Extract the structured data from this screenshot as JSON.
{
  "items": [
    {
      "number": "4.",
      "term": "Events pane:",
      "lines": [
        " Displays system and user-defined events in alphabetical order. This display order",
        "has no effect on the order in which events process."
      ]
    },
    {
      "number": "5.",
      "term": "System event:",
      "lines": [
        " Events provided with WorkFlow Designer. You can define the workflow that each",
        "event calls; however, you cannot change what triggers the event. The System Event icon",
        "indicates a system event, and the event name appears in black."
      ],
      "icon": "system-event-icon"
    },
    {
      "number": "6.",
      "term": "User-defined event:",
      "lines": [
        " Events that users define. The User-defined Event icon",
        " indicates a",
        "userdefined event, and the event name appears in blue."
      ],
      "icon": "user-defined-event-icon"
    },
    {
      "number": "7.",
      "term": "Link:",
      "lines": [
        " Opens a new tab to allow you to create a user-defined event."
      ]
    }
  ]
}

────

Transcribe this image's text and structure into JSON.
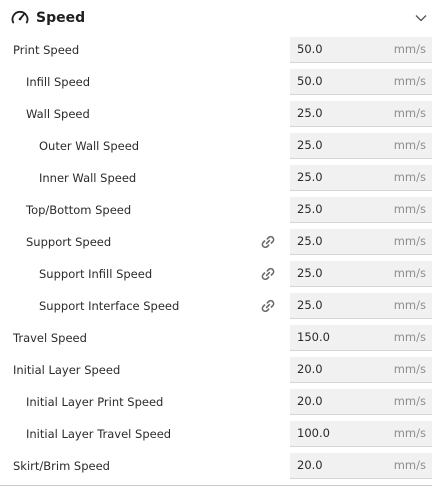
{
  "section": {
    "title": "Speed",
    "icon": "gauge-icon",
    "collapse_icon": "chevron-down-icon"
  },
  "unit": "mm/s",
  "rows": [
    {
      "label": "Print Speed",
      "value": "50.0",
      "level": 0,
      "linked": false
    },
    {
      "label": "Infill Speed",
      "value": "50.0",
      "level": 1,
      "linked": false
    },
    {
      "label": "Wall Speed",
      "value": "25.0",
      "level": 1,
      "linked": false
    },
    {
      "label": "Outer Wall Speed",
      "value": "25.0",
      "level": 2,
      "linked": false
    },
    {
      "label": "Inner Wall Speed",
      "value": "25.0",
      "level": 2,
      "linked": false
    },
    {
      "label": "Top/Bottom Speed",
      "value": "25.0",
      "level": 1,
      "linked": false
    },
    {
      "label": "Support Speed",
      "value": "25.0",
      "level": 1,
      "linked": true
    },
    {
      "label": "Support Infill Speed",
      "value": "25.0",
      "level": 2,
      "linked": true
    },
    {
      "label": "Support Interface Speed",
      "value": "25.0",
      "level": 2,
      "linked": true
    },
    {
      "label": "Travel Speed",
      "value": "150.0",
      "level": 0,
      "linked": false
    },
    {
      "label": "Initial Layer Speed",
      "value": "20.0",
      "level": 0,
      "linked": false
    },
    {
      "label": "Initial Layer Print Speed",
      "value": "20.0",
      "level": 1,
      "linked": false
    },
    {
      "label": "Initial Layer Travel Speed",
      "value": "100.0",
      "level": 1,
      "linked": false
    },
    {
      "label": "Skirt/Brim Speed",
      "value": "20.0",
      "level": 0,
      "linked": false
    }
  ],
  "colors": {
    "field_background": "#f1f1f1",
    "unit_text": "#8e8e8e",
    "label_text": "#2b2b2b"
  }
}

────

__Your task__: Tell how many lines include "Wall". The number is the whole answer.

__Answer to the exercise__: 3